_What the exercise asks_
Copy the listing below verbatim, starting with its first line and stopping after the line that contains "- row-expand-chevron-icon[interactable]: ❯: [700, 693, 736, 736]". Include that line and nothing past it.

_Provided information_
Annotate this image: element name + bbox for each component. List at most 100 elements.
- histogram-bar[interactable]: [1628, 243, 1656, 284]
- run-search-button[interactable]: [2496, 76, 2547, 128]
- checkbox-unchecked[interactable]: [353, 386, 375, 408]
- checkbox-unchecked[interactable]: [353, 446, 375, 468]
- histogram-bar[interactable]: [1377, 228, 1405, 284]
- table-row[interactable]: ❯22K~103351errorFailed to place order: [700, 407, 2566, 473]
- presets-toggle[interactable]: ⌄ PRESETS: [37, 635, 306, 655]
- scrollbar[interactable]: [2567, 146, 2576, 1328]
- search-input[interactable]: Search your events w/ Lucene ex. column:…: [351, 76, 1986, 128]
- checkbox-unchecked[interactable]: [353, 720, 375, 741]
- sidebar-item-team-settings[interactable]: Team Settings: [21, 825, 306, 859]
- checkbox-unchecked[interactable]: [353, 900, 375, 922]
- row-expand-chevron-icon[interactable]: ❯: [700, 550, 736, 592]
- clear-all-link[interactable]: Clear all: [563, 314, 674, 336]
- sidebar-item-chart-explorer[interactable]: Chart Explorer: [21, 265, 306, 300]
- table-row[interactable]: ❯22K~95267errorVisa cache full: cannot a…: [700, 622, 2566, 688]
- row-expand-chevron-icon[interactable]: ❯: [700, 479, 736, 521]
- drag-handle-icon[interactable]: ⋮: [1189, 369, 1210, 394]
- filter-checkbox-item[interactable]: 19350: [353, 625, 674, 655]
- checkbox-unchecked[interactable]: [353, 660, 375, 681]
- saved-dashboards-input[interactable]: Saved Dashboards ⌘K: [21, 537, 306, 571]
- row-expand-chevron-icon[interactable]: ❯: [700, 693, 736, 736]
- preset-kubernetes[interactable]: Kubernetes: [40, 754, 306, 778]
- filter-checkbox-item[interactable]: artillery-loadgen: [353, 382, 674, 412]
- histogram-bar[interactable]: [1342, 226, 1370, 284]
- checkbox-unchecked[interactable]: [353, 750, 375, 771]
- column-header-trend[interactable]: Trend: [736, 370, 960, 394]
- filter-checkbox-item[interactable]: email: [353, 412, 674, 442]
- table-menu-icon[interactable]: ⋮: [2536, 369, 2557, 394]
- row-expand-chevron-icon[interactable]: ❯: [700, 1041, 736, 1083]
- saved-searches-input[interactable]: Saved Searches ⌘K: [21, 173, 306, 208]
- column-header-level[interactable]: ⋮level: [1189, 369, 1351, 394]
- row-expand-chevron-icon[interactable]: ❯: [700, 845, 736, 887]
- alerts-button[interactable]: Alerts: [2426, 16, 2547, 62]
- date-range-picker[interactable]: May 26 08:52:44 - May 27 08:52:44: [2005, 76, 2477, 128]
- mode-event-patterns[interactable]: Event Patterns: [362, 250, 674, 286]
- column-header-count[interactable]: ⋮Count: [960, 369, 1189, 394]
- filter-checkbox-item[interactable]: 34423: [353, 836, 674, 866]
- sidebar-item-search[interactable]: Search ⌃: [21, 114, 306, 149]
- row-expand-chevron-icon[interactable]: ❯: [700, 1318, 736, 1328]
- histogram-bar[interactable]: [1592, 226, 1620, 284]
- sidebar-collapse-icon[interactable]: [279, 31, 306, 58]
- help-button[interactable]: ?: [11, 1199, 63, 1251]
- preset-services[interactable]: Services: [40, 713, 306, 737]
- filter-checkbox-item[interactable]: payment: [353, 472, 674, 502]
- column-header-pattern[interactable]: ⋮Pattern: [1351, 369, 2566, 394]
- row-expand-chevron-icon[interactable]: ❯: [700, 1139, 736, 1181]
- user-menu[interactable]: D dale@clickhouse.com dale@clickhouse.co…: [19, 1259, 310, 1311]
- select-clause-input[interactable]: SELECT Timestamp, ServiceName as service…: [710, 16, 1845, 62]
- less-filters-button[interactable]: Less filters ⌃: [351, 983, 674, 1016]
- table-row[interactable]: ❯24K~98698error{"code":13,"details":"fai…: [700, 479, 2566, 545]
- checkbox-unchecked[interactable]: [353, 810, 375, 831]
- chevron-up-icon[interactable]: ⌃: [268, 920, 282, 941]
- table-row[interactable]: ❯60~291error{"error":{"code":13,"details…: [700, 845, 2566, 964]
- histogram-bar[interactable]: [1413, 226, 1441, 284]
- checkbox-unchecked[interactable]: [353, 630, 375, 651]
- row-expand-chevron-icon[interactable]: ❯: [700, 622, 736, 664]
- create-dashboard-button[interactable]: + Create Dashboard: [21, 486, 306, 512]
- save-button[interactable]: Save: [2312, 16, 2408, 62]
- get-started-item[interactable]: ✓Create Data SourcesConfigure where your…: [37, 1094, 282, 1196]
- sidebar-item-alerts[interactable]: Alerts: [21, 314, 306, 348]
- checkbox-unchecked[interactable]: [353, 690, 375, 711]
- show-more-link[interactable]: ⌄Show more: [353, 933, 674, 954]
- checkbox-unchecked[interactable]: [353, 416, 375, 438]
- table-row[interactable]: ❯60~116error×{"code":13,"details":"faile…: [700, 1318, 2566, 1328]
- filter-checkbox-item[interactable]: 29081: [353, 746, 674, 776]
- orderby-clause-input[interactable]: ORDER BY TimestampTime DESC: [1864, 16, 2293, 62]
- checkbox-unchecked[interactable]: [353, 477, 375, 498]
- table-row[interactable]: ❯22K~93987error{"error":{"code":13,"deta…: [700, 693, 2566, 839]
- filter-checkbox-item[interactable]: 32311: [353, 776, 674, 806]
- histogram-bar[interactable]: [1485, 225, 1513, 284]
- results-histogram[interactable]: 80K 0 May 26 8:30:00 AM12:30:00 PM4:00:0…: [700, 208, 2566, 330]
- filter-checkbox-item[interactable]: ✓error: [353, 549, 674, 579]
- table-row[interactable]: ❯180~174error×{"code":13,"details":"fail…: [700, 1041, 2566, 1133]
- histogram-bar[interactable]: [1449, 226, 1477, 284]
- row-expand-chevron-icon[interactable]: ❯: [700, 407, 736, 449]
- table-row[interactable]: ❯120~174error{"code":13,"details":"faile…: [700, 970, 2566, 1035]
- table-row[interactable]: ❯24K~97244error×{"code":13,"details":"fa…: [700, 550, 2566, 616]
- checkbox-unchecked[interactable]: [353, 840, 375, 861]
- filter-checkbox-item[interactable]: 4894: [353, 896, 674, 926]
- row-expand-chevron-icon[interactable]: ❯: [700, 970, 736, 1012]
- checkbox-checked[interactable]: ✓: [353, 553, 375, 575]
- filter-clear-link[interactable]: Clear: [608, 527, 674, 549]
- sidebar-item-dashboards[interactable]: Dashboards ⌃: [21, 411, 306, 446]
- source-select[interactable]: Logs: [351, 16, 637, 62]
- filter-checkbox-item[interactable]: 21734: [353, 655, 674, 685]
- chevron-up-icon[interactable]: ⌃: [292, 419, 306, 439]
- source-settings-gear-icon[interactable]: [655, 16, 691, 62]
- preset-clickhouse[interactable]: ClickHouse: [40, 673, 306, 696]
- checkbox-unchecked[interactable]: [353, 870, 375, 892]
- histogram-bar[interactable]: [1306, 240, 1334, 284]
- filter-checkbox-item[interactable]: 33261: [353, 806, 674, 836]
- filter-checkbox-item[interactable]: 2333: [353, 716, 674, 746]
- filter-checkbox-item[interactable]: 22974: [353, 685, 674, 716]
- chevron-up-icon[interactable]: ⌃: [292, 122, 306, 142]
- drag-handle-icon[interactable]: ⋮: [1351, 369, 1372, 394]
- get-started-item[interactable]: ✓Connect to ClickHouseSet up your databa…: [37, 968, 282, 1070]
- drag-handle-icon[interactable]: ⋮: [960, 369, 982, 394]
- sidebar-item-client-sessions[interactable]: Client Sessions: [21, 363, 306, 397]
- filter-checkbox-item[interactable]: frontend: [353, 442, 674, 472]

_Answer for the task_
Annotate this image: element name + bbox for each component. List at most 100 elements.
- histogram-bar[interactable]: [1628, 243, 1656, 284]
- run-search-button[interactable]: [2496, 76, 2547, 128]
- checkbox-unchecked[interactable]: [353, 386, 375, 408]
- checkbox-unchecked[interactable]: [353, 446, 375, 468]
- histogram-bar[interactable]: [1377, 228, 1405, 284]
- table-row[interactable]: ❯22K~103351errorFailed to place order: [700, 407, 2566, 473]
- presets-toggle[interactable]: ⌄ PRESETS: [37, 635, 306, 655]
- scrollbar[interactable]: [2567, 146, 2576, 1328]
- search-input[interactable]: Search your events w/ Lucene ex. column:…: [351, 76, 1986, 128]
- checkbox-unchecked[interactable]: [353, 720, 375, 741]
- sidebar-item-team-settings[interactable]: Team Settings: [21, 825, 306, 859]
- checkbox-unchecked[interactable]: [353, 900, 375, 922]
- row-expand-chevron-icon[interactable]: ❯: [700, 550, 736, 592]
- clear-all-link[interactable]: Clear all: [563, 314, 674, 336]
- sidebar-item-chart-explorer[interactable]: Chart Explorer: [21, 265, 306, 300]
- table-row[interactable]: ❯22K~95267errorVisa cache full: cannot a…: [700, 622, 2566, 688]
- row-expand-chevron-icon[interactable]: ❯: [700, 479, 736, 521]
- drag-handle-icon[interactable]: ⋮: [1189, 369, 1210, 394]
- filter-checkbox-item[interactable]: 19350: [353, 625, 674, 655]
- checkbox-unchecked[interactable]: [353, 660, 375, 681]
- saved-dashboards-input[interactable]: Saved Dashboards ⌘K: [21, 537, 306, 571]
- row-expand-chevron-icon[interactable]: ❯: [700, 693, 736, 736]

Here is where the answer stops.